── Record excerpts

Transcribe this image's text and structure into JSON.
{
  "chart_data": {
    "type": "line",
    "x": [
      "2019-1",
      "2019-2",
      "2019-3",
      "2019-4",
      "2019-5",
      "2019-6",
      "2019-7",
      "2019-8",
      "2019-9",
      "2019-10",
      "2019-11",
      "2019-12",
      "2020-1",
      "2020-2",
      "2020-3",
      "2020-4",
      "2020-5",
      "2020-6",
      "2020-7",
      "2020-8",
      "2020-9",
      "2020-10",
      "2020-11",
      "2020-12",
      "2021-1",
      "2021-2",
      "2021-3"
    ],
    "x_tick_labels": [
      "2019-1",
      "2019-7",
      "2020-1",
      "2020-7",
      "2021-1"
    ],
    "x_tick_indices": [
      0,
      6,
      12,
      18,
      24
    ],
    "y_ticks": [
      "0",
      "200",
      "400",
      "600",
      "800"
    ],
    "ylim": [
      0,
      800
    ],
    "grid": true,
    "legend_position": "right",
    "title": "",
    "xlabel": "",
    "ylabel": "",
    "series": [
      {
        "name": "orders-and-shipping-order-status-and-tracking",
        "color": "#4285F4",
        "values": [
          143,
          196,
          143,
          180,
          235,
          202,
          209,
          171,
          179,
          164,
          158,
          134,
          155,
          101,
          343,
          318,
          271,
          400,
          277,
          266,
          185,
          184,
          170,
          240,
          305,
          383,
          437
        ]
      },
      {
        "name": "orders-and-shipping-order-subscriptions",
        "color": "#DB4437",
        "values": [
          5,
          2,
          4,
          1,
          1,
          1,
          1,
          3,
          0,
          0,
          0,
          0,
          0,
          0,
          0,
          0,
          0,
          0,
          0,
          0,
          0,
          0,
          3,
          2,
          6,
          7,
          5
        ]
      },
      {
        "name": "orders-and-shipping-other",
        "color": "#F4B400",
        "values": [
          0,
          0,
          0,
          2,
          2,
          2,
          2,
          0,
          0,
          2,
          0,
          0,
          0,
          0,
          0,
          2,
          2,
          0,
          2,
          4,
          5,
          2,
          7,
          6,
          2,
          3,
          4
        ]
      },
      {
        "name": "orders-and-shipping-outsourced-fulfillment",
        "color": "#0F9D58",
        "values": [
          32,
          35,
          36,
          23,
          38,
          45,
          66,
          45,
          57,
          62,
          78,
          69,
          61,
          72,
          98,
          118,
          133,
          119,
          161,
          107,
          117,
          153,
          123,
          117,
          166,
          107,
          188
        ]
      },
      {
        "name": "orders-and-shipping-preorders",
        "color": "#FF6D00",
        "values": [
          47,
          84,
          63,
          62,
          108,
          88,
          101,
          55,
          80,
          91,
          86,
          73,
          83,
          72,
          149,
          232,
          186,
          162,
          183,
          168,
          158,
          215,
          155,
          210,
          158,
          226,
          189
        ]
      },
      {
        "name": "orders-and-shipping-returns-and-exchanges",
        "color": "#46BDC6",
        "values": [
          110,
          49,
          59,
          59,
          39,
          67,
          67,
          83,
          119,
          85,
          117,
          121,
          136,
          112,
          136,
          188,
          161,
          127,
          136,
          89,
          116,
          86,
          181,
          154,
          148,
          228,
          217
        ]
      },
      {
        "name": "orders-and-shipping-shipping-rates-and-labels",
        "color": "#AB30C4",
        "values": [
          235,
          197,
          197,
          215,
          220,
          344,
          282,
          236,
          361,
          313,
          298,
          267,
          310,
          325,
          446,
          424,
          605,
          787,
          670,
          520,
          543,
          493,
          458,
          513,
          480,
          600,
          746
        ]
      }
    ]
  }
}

────

Set problem: Show the data once more, exactly as it was written.

Task response:
Transcribe this image's text and structure into JSON.
{
  "chart_data": {
    "type": "line",
    "x": [
      "2019-1",
      "2019-2",
      "2019-3",
      "2019-4",
      "2019-5",
      "2019-6",
      "2019-7",
      "2019-8",
      "2019-9",
      "2019-10",
      "2019-11",
      "2019-12",
      "2020-1",
      "2020-2",
      "2020-3",
      "2020-4",
      "2020-5",
      "2020-6",
      "2020-7",
      "2020-8",
      "2020-9",
      "2020-10",
      "2020-11",
      "2020-12",
      "2021-1",
      "2021-2",
      "2021-3"
    ],
    "x_tick_labels": [
      "2019-1",
      "2019-7",
      "2020-1",
      "2020-7",
      "2021-1"
    ],
    "x_tick_indices": [
      0,
      6,
      12,
      18,
      24
    ],
    "y_ticks": [
      "0",
      "200",
      "400",
      "600",
      "800"
    ],
    "ylim": [
      0,
      800
    ],
    "grid": true,
    "legend_position": "right",
    "title": "",
    "xlabel": "",
    "ylabel": "",
    "series": [
      {
        "name": "orders-and-shipping-order-status-and-tracking",
        "color": "#4285F4",
        "values": [
          143,
          196,
          143,
          180,
          235,
          202,
          209,
          171,
          179,
          164,
          158,
          134,
          155,
          101,
          343,
          318,
          271,
          400,
          277,
          266,
          185,
          184,
          170,
          240,
          305,
          383,
          437
        ]
      },
      {
        "name": "orders-and-shipping-order-subscriptions",
        "color": "#DB4437",
        "values": [
          5,
          2,
          4,
          1,
          1,
          1,
          1,
          3,
          0,
          0,
          0,
          0,
          0,
          0,
          0,
          0,
          0,
          0,
          0,
          0,
          0,
          0,
          3,
          2,
          6,
          7,
          5
        ]
      },
      {
        "name": "orders-and-shipping-other",
        "color": "#F4B400",
        "values": [
          0,
          0,
          0,
          2,
          2,
          2,
          2,
          0,
          0,
          2,
          0,
          0,
          0,
          0,
          0,
          2,
          2,
          0,
          2,
          4,
          5,
          2,
          7,
          6,
          2,
          3,
          4
        ]
      },
      {
        "name": "orders-and-shipping-outsourced-fulfillment",
        "color": "#0F9D58",
        "values": [
          32,
          35,
          36,
          23,
          38,
          45,
          66,
          45,
          57,
          62,
          78,
          69,
          61,
          72,
          98,
          118,
          133,
          119,
          161,
          107,
          117,
          153,
          123,
          117,
          166,
          107,
          188
        ]
      },
      {
        "name": "orders-and-shipping-preorders",
        "color": "#FF6D00",
        "values": [
          47,
          84,
          63,
          62,
          108,
          88,
          101,
          55,
          80,
          91,
          86,
          73,
          83,
          72,
          149,
          232,
          186,
          162,
          183,
          168,
          158,
          215,
          155,
          210,
          158,
          226,
          189
        ]
      },
      {
        "name": "orders-and-shipping-returns-and-exchanges",
        "color": "#46BDC6",
        "values": [
          110,
          49,
          59,
          59,
          39,
          67,
          67,
          83,
          119,
          85,
          117,
          121,
          136,
          112,
          136,
          188,
          161,
          127,
          136,
          89,
          116,
          86,
          181,
          154,
          148,
          228,
          217
        ]
      },
      {
        "name": "orders-and-shipping-shipping-rates-and-labels",
        "color": "#AB30C4",
        "values": [
          235,
          197,
          197,
          215,
          220,
          344,
          282,
          236,
          361,
          313,
          298,
          267,
          310,
          325,
          446,
          424,
          605,
          787,
          670,
          520,
          543,
          493,
          458,
          513,
          480,
          600,
          746
        ]
      }
    ]
  }
}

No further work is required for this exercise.